◆ Given exercise: Show every line where "tramos" occurs.

· · ·

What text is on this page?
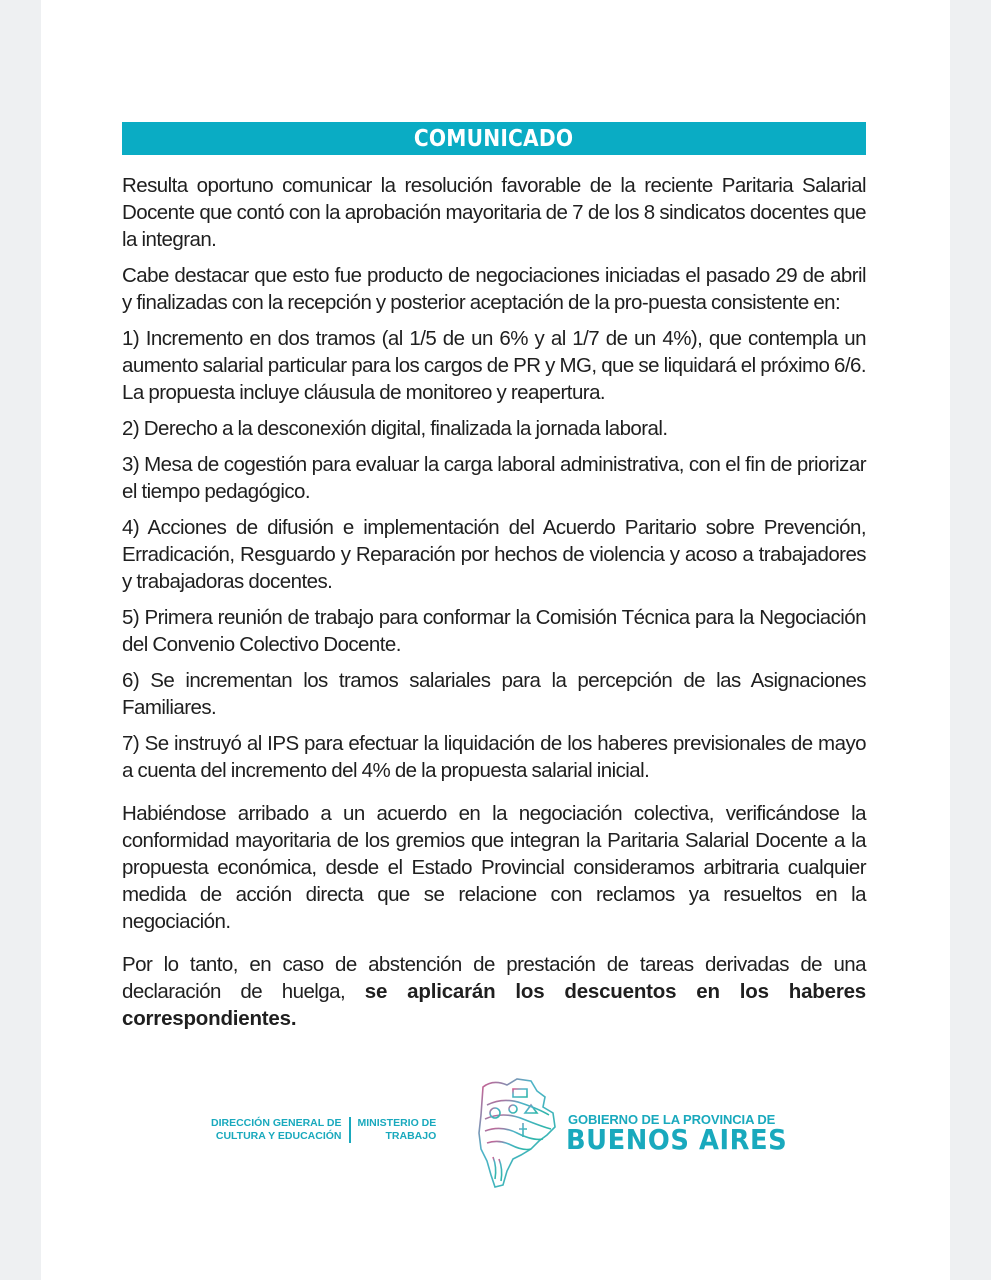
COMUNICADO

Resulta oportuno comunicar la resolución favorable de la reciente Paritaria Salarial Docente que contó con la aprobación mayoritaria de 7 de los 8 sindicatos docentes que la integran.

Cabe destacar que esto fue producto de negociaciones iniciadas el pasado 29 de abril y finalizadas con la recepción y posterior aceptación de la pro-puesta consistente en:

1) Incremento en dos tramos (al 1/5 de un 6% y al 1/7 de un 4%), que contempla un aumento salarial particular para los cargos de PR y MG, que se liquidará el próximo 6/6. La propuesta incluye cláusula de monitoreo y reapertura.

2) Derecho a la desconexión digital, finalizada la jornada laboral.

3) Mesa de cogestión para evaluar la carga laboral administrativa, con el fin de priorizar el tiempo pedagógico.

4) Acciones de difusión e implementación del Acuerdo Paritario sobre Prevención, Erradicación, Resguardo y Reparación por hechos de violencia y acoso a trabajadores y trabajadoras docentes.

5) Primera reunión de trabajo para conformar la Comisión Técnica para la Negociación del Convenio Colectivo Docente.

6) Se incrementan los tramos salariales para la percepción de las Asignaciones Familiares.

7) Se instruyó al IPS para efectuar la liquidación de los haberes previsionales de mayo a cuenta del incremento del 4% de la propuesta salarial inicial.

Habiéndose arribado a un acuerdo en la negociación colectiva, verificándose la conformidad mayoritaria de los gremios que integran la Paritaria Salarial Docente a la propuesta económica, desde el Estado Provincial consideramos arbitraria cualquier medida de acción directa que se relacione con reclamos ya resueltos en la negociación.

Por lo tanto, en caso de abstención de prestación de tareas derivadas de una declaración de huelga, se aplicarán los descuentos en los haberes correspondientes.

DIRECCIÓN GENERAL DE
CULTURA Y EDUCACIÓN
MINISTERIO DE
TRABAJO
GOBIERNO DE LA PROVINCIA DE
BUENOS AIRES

· · ·

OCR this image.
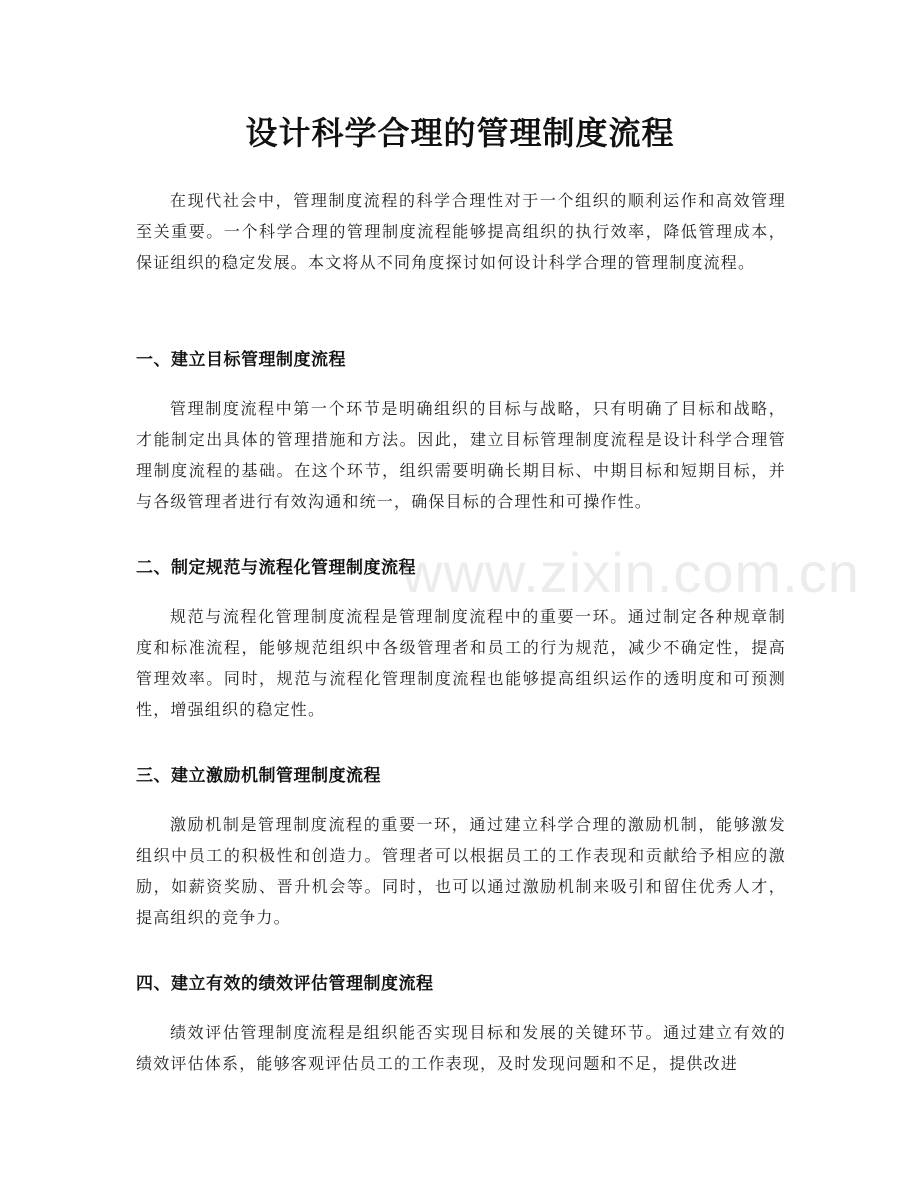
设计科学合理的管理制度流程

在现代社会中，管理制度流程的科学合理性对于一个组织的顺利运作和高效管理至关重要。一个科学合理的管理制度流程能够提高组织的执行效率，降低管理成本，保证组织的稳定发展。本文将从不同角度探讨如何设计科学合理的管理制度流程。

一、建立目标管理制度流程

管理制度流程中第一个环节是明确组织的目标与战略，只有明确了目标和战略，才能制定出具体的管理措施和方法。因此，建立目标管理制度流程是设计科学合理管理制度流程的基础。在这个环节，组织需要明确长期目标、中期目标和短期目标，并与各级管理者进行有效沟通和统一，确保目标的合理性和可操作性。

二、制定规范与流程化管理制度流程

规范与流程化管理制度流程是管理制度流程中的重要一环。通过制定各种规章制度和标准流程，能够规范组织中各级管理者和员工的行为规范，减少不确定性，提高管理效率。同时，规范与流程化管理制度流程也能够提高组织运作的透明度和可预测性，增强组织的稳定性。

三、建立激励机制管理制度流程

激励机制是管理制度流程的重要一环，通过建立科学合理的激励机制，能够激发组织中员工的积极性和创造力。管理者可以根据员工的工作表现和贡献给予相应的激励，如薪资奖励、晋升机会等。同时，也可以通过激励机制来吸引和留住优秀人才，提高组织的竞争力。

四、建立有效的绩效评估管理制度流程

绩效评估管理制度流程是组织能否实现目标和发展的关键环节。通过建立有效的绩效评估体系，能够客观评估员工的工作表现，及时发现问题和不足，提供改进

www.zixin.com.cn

· · ·

◆ Solution:
1) Incremento en dos tramos (al 1/5 de un 6% y al 1/7 de un 4%), que contempla un aumento salarial particular para los cargos de PR y MG, que se liquidará el próximo 6/6. La propuesta incluye cláusula de monitoreo y reapertura.
6) Se incrementan los tramos salariales para la percepción de las Asignaciones Familiares.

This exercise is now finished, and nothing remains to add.